### Written request
All of the data must be printed exactly; please include every line.

### Data shown
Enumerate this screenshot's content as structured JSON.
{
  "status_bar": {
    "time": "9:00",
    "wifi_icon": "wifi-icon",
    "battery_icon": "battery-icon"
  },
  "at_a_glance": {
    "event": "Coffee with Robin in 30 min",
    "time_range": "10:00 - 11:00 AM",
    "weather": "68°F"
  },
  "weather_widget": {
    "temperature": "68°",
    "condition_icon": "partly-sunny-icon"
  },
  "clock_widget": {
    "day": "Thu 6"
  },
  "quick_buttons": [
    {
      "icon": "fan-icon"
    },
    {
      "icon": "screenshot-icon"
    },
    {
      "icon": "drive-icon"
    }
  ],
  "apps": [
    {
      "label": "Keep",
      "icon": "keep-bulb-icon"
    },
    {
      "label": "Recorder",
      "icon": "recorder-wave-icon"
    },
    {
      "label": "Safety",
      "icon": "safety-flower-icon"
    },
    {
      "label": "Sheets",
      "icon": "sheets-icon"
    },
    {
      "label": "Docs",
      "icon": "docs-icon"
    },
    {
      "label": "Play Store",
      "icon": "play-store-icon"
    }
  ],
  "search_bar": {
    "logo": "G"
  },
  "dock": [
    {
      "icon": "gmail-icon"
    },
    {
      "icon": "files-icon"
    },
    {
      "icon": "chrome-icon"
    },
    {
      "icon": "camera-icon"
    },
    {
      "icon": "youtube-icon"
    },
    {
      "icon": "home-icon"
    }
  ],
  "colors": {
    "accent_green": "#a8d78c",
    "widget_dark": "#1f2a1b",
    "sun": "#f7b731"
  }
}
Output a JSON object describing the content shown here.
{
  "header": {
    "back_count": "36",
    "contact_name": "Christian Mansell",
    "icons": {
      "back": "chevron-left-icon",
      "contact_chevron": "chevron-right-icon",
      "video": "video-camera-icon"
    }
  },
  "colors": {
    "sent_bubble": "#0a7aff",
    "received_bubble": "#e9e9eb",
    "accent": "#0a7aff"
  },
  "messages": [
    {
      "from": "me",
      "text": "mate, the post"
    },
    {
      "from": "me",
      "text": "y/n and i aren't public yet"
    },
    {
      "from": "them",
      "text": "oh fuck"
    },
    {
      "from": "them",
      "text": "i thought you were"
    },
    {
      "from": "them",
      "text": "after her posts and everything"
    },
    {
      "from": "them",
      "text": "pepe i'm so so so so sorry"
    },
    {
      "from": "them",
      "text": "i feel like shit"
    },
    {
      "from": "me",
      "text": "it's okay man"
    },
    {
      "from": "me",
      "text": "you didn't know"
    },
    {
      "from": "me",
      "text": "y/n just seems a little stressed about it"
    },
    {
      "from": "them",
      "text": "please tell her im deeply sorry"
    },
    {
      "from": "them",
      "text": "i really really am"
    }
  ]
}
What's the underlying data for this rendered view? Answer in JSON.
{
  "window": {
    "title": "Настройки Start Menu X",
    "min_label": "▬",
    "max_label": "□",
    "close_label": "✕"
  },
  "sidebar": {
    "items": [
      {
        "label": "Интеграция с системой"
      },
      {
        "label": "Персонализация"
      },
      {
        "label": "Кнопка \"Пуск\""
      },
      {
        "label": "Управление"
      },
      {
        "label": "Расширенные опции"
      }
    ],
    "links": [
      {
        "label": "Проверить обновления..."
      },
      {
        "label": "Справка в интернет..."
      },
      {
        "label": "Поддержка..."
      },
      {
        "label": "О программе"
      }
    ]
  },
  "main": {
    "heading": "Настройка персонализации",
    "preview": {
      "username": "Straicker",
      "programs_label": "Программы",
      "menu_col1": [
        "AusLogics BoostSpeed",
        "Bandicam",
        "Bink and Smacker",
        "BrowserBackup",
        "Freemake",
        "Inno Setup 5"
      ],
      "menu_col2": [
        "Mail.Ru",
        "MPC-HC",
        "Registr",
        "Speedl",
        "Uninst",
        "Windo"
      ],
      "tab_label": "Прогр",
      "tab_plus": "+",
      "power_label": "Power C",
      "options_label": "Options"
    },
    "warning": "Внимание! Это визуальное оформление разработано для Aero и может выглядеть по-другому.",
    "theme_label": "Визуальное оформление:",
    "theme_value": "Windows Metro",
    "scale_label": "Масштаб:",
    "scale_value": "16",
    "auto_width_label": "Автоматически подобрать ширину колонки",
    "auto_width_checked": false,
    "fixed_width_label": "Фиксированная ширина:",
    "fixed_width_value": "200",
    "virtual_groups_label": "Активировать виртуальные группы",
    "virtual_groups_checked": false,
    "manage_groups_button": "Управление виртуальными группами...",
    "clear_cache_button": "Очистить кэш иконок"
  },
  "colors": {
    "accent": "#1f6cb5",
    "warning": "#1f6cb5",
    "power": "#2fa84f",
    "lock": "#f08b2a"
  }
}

### Answer to the task
Enumerate this screenshot's content as structured JSON.
{
  "status_bar": {
    "time": "9:00",
    "wifi_icon": "wifi-icon",
    "battery_icon": "battery-icon"
  },
  "at_a_glance": {
    "event": "Coffee with Robin in 30 min",
    "time_range": "10:00 - 11:00 AM",
    "weather": "68°F"
  },
  "weather_widget": {
    "temperature": "68°",
    "condition_icon": "partly-sunny-icon"
  },
  "clock_widget": {
    "day": "Thu 6"
  },
  "quick_buttons": [
    {
      "icon": "fan-icon"
    },
    {
      "icon": "screenshot-icon"
    },
    {
      "icon": "drive-icon"
    }
  ],
  "apps": [
    {
      "label": "Keep",
      "icon": "keep-bulb-icon"
    },
    {
      "label": "Recorder",
      "icon": "recorder-wave-icon"
    },
    {
      "label": "Safety",
      "icon": "safety-flower-icon"
    },
    {
      "label": "Sheets",
      "icon": "sheets-icon"
    },
    {
      "label": "Docs",
      "icon": "docs-icon"
    },
    {
      "label": "Play Store",
      "icon": "play-store-icon"
    }
  ],
  "search_bar": {
    "logo": "G"
  },
  "dock": [
    {
      "icon": "gmail-icon"
    },
    {
      "icon": "files-icon"
    },
    {
      "icon": "chrome-icon"
    },
    {
      "icon": "camera-icon"
    },
    {
      "icon": "youtube-icon"
    },
    {
      "icon": "home-icon"
    }
  ],
  "colors": {
    "accent_green": "#a8d78c",
    "widget_dark": "#1f2a1b",
    "sun": "#f7b731"
  }
}
Output a JSON object describing the content shown here.
{
  "header": {
    "back_count": "36",
    "contact_name": "Christian Mansell",
    "icons": {
      "back": "chevron-left-icon",
      "contact_chevron": "chevron-right-icon",
      "video": "video-camera-icon"
    }
  },
  "colors": {
    "sent_bubble": "#0a7aff",
    "received_bubble": "#e9e9eb",
    "accent": "#0a7aff"
  },
  "messages": [
    {
      "from": "me",
      "text": "mate, the post"
    },
    {
      "from": "me",
      "text": "y/n and i aren't public yet"
    },
    {
      "from": "them",
      "text": "oh fuck"
    },
    {
      "from": "them",
      "text": "i thought you were"
    },
    {
      "from": "them",
      "text": "after her posts and everything"
    },
    {
      "from": "them",
      "text": "pepe i'm so so so so sorry"
    },
    {
      "from": "them",
      "text": "i feel like shit"
    },
    {
      "from": "me",
      "text": "it's okay man"
    },
    {
      "from": "me",
      "text": "you didn't know"
    },
    {
      "from": "me",
      "text": "y/n just seems a little stressed about it"
    },
    {
      "from": "them",
      "text": "please tell her im deeply sorry"
    },
    {
      "from": "them",
      "text": "i really really am"
    }
  ]
}
What's the underlying data for this rendered view? Answer in JSON.
{
  "window": {
    "title": "Настройки Start Menu X",
    "min_label": "▬",
    "max_label": "□",
    "close_label": "✕"
  },
  "sidebar": {
    "items": [
      {
        "label": "Интеграция с системой"
      },
      {
        "label": "Персонализация"
      },
      {
        "label": "Кнопка \"Пуск\""
      },
      {
        "label": "Управление"
      },
      {
        "label": "Расширенные опции"
      }
    ],
    "links": [
      {
        "label": "Проверить обновления..."
      },
      {
        "label": "Справка в интернет..."
      },
      {
        "label": "Поддержка..."
      },
      {
        "label": "О программе"
      }
    ]
  },
  "main": {
    "heading": "Настройка персонализации",
    "preview": {
      "username": "Straicker",
      "programs_label": "Программы",
      "menu_col1": [
        "AusLogics BoostSpeed",
        "Bandicam",
        "Bink and Smacker",
        "BrowserBackup",
        "Freemake",
        "Inno Setup 5"
      ],
      "menu_col2": [
        "Mail.Ru",
        "MPC-HC",
        "Registr",
        "Speedl",
        "Uninst",
        "Windo"
      ],
      "tab_label": "Прогр",
      "tab_plus": "+",
      "power_label": "Power C",
      "options_label": "Options"
    },
    "warning": "Внимание! Это визуальное оформление разработано для Aero и может выглядеть по-другому.",
    "theme_label": "Визуальное оформление:",
    "theme_value": "Windows Metro",
    "scale_label": "Масштаб:",
    "scale_value": "16",
    "auto_width_label": "Автоматически подобрать ширину колонки",
    "auto_width_checked": false,
    "fixed_width_label": "Фиксированная ширина:",
    "fixed_width_value": "200",
    "virtual_groups_label": "Активировать виртуальные группы",
    "virtual_groups_checked": false,
    "manage_groups_button": "Управление виртуальными группами...",
    "clear_cache_button": "Очистить кэш иконок"
  },
  "colors": {
    "accent": "#1f6cb5",
    "warning": "#1f6cb5",
    "power": "#2fa84f",
    "lock": "#f08b2a"
  }
}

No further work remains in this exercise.